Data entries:

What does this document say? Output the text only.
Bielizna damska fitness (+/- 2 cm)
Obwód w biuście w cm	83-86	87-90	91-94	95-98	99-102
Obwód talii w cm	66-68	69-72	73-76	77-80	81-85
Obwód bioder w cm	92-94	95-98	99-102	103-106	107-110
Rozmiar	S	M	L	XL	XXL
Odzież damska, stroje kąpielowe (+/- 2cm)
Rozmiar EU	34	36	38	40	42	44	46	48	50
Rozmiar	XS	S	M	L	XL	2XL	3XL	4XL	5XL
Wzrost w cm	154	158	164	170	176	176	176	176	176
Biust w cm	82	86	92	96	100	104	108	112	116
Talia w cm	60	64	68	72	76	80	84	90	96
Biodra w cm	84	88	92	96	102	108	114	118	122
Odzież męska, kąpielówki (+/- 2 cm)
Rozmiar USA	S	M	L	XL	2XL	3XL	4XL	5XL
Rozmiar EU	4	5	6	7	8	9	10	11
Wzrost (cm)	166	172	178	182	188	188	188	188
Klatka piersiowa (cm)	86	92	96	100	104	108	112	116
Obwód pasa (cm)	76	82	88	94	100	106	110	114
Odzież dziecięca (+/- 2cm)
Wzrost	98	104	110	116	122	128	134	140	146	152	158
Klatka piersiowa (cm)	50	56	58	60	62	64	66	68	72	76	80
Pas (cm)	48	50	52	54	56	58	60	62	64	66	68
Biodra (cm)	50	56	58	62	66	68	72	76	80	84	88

What is asked:
Only lines that contain the word "Klatka" are wanted; copy each of them.

Response:
Klatka piersiowa (cm)	86	92	96	100	104	108	112	116
Klatka piersiowa (cm)	50	56	58	60	62	64	66	68	72	76	80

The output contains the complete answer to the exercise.